START

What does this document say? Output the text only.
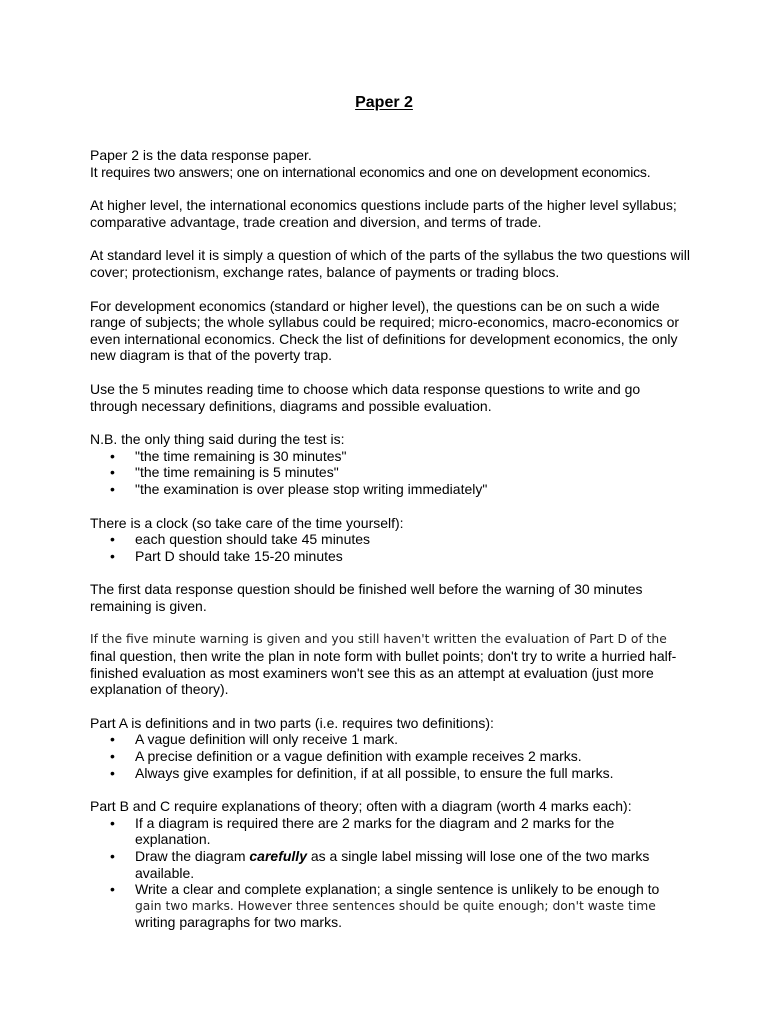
Paper 2

Paper 2 is the data response paper.
It requires two answers; one on international economics and one on development economics.

At higher level, the international economics questions include parts of the higher level syllabus; comparative advantage, trade creation and diversion, and terms of trade.

At standard level it is simply a question of which of the parts of the syllabus the two questions will cover; protectionism, exchange rates, balance of payments or trading blocs.

For development economics (standard or higher level), the questions can be on such a wide range of subjects; the whole syllabus could be required; micro-economics, macro-economics or even international economics. Check the list of definitions for development economics, the only new diagram is that of the poverty trap.

Use the 5 minutes reading time to choose which data response questions to write and go through necessary definitions, diagrams and possible evaluation.

N.B. the only thing said during the test is:

• "the time remaining is 30 minutes"
• "the time remaining is 5 minutes"
• "the examination is over please stop writing immediately"

There is a clock (so take care of the time yourself):

• each question should take 45 minutes
• Part D should take 15-20 minutes

The first data response question should be finished well before the warning of 30 minutes remaining is given.

If the five minute warning is given and you still haven't written the evaluation of Part D of the
final question, then write the plan in note form with bullet points; don't try to write a hurried half-
finished evaluation as most examiners won't see this as an attempt at evaluation (just more
explanation of theory).

Part A is definitions and in two parts (i.e. requires two definitions):

• A vague definition will only receive 1 mark.
• A precise definition or a vague definition with example receives 2 marks.
• Always give examples for definition, if at all possible, to ensure the full marks.

Part B and C require explanations of theory; often with a diagram (worth 4 marks each):

• If a diagram is required there are 2 marks for the diagram and 2 marks for the explanation.
• Draw the diagram carefully as a single label missing will lose one of the two marks available.
• Write a clear and complete explanation; a single sentence is unlikely to be enough to
gain two marks. However three sentences should be quite enough; don't waste time
writing paragraphs for two marks.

END

In the entries above, count every line containing the word "given". Write only the total.

EXERCISE RESULT: 2